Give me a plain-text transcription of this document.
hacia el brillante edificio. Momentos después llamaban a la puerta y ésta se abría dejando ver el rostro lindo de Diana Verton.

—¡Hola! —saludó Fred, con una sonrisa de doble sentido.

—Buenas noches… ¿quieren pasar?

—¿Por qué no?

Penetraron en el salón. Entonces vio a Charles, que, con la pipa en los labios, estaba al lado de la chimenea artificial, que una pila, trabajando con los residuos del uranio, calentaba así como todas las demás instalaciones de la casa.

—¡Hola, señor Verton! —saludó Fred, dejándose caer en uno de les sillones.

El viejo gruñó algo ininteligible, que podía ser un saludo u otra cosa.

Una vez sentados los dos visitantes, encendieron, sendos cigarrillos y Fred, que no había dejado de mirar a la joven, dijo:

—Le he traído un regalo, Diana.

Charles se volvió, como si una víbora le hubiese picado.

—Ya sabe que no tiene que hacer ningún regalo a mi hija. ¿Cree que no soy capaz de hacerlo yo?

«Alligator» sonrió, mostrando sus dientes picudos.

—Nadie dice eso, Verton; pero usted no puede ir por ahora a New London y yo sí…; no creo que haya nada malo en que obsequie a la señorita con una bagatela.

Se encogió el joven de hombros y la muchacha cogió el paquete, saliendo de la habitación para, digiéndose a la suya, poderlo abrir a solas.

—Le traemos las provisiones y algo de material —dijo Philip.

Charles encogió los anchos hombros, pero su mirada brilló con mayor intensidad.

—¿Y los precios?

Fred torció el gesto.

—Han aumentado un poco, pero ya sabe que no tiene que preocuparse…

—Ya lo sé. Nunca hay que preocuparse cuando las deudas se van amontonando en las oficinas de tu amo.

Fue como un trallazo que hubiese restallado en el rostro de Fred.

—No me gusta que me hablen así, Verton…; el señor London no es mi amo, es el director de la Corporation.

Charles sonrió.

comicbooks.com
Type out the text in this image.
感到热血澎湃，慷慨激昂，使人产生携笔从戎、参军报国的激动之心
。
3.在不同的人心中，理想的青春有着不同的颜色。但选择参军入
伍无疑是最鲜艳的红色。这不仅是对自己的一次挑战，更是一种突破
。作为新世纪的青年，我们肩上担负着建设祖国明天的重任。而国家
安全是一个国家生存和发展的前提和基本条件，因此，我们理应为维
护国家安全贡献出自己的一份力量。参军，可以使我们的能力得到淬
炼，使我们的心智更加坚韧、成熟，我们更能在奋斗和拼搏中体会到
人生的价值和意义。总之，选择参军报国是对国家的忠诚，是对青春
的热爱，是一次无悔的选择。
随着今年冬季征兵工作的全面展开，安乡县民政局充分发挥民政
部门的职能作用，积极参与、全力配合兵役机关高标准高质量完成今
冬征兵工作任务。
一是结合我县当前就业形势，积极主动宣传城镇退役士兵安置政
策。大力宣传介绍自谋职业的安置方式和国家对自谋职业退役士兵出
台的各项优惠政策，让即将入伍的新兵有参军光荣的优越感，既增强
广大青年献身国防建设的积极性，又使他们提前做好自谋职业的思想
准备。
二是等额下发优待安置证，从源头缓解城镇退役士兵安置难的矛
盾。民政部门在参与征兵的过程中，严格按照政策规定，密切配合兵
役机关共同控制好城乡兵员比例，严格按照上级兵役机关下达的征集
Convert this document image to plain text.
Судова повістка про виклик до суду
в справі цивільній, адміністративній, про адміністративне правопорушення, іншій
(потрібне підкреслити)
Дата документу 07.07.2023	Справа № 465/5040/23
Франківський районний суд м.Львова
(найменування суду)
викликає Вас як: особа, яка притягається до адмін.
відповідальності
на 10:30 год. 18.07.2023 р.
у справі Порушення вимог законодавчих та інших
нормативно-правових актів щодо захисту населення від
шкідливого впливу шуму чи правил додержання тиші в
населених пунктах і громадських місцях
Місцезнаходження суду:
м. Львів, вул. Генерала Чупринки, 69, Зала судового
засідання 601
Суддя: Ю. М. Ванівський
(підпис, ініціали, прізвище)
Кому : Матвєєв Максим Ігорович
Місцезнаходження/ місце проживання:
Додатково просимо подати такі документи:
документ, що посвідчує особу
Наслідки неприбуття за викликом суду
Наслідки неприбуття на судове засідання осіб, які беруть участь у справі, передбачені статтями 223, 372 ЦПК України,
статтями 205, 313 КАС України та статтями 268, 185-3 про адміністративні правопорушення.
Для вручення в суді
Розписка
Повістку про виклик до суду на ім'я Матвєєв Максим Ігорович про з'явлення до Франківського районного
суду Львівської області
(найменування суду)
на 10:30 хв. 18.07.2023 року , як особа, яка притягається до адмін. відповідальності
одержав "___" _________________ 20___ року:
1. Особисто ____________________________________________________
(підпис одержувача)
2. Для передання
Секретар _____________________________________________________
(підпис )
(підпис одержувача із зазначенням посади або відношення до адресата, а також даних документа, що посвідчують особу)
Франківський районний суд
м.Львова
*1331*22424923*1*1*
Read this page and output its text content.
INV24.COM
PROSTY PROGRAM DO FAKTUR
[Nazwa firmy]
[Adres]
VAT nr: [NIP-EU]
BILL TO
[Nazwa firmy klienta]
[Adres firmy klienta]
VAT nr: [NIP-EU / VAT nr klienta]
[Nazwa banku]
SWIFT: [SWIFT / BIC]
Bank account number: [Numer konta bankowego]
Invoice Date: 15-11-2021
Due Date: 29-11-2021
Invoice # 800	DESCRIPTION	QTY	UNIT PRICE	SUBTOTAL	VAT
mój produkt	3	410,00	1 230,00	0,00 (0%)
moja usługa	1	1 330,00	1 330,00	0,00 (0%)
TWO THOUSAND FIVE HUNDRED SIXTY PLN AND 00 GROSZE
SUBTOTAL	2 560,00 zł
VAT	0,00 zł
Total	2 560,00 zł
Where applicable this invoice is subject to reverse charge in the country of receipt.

## Your task
Extract every record. Keep wording exact.

## Task output
Give me a plain-text transcription of this document.
hacia el brillante edificio. Momentos después llamaban a la puerta y ésta se abría dejando ver el rostro lindo de Diana Verton.

—¡Hola! —saludó Fred, con una sonrisa de doble sentido.

—Buenas noches… ¿quieren pasar?

—¿Por qué no?

Penetraron en el salón. Entonces vio a Charles, que, con la pipa en los labios, estaba al lado de la chimenea artificial, que una pila, trabajando con los residuos del uranio, calentaba así como todas las demás instalaciones de la casa.

—¡Hola, señor Verton! —saludó Fred, dejándose caer en uno de les sillones.

El viejo gruñó algo ininteligible, que podía ser un saludo u otra cosa.

Una vez sentados los dos visitantes, encendieron, sendos cigarrillos y Fred, que no había dejado de mirar a la joven, dijo:

—Le he traído un regalo, Diana.

Charles se volvió, como si una víbora le hubiese picado.

—Ya sabe que no tiene que hacer ningún regalo a mi hija. ¿Cree que no soy capaz de hacerlo yo?

«Alligator» sonrió, mostrando sus dientes picudos.

—Nadie dice eso, Verton; pero usted no puede ir por ahora a New London y yo sí…; no creo que haya nada malo en que obsequie a la señorita con una bagatela.

Se encogió el joven de hombros y la muchacha cogió el paquete, saliendo de la habitación para, digiéndose a la suya, poderlo abrir a solas.

—Le traemos las provisiones y algo de material —dijo Philip.

Charles encogió los anchos hombros, pero su mirada brilló con mayor intensidad.

—¿Y los precios?

Fred torció el gesto.

—Han aumentado un poco, pero ya sabe que no tiene que preocuparse…

—Ya lo sé. Nunca hay que preocuparse cuando las deudas se van amontonando en las oficinas de tu amo.

Fue como un trallazo que hubiese restallado en el rostro de Fred.

—No me gusta que me hablen así, Verton…; el señor London no es mi amo, es el director de la Corporation.

Charles sonrió.

comicbooks.com
Type out the text in this image.
感到热血澎湃，慷慨激昂，使人产生携笔从戎、参军报国的激动之心
。
3.在不同的人心中，理想的青春有着不同的颜色。但选择参军入
伍无疑是最鲜艳的红色。这不仅是对自己的一次挑战，更是一种突破
。作为新世纪的青年，我们肩上担负着建设祖国明天的重任。而国家
安全是一个国家生存和发展的前提和基本条件，因此，我们理应为维
护国家安全贡献出自己的一份力量。参军，可以使我们的能力得到淬
炼，使我们的心智更加坚韧、成熟，我们更能在奋斗和拼搏中体会到
人生的价值和意义。总之，选择参军报国是对国家的忠诚，是对青春
的热爱，是一次无悔的选择。
随着今年冬季征兵工作的全面展开，安乡县民政局充分发挥民政
部门的职能作用，积极参与、全力配合兵役机关高标准高质量完成今
冬征兵工作任务。
一是结合我县当前就业形势，积极主动宣传城镇退役士兵安置政
策。大力宣传介绍自谋职业的安置方式和国家对自谋职业退役士兵出
台的各项优惠政策，让即将入伍的新兵有参军光荣的优越感，既增强
广大青年献身国防建设的积极性，又使他们提前做好自谋职业的思想
准备。
二是等额下发优待安置证，从源头缓解城镇退役士兵安置难的矛
盾。民政部门在参与征兵的过程中，严格按照政策规定，密切配合兵
役机关共同控制好城乡兵员比例，严格按照上级兵役机关下达的征集
Convert this document image to plain text.
Судова повістка про виклик до суду
в справі цивільній, адміністративній, про адміністративне правопорушення, іншій
(потрібне підкреслити)
Дата документу 07.07.2023	Справа № 465/5040/23
Франківський районний суд м.Львова
(найменування суду)
викликає Вас як: особа, яка притягається до адмін.
відповідальності
на 10:30 год. 18.07.2023 р.
у справі Порушення вимог законодавчих та інших
нормативно-правових актів щодо захисту населення від
шкідливого впливу шуму чи правил додержання тиші в
населених пунктах і громадських місцях
Місцезнаходження суду:
м. Львів, вул. Генерала Чупринки, 69, Зала судового
засідання 601
Суддя: Ю. М. Ванівський
(підпис, ініціали, прізвище)
Кому : Матвєєв Максим Ігорович
Місцезнаходження/ місце проживання:
Додатково просимо подати такі документи:
документ, що посвідчує особу
Наслідки неприбуття за викликом суду
Наслідки неприбуття на судове засідання осіб, які беруть участь у справі, передбачені статтями 223, 372 ЦПК України,
статтями 205, 313 КАС України та статтями 268, 185-3 про адміністративні правопорушення.
Для вручення в суді
Розписка
Повістку про виклик до суду на ім'я Матвєєв Максим Ігорович про з'явлення до Франківського районного
суду Львівської області
(найменування суду)
на 10:30 хв. 18.07.2023 року , як особа, яка притягається до адмін. відповідальності
одержав "___" _________________ 20___ року:
1. Особисто ____________________________________________________
(підпис одержувача)
2. Для передання
Секретар _____________________________________________________
(підпис )
(підпис одержувача із зазначенням посади або відношення до адресата, а також даних документа, що посвідчують особу)
Франківський районний суд
м.Львова
*1331*22424923*1*1*
Read this page and output its text content.
INV24.COM
PROSTY PROGRAM DO FAKTUR
[Nazwa firmy]
[Adres]
VAT nr: [NIP-EU]
BILL TO
[Nazwa firmy klienta]
[Adres firmy klienta]
VAT nr: [NIP-EU / VAT nr klienta]
[Nazwa banku]
SWIFT: [SWIFT / BIC]
Bank account number: [Numer konta bankowego]
Invoice Date: 15-11-2021
Due Date: 29-11-2021
Invoice # 800	DESCRIPTION	QTY	UNIT PRICE	SUBTOTAL	VAT
mój produkt	3	410,00	1 230,00	0,00 (0%)
moja usługa	1	1 330,00	1 330,00	0,00 (0%)
TWO THOUSAND FIVE HUNDRED SIXTY PLN AND 00 GROSZE
SUBTOTAL	2 560,00 zł
VAT	0,00 zł
Total	2 560,00 zł
Where applicable this invoice is subject to reverse charge in the country of receipt.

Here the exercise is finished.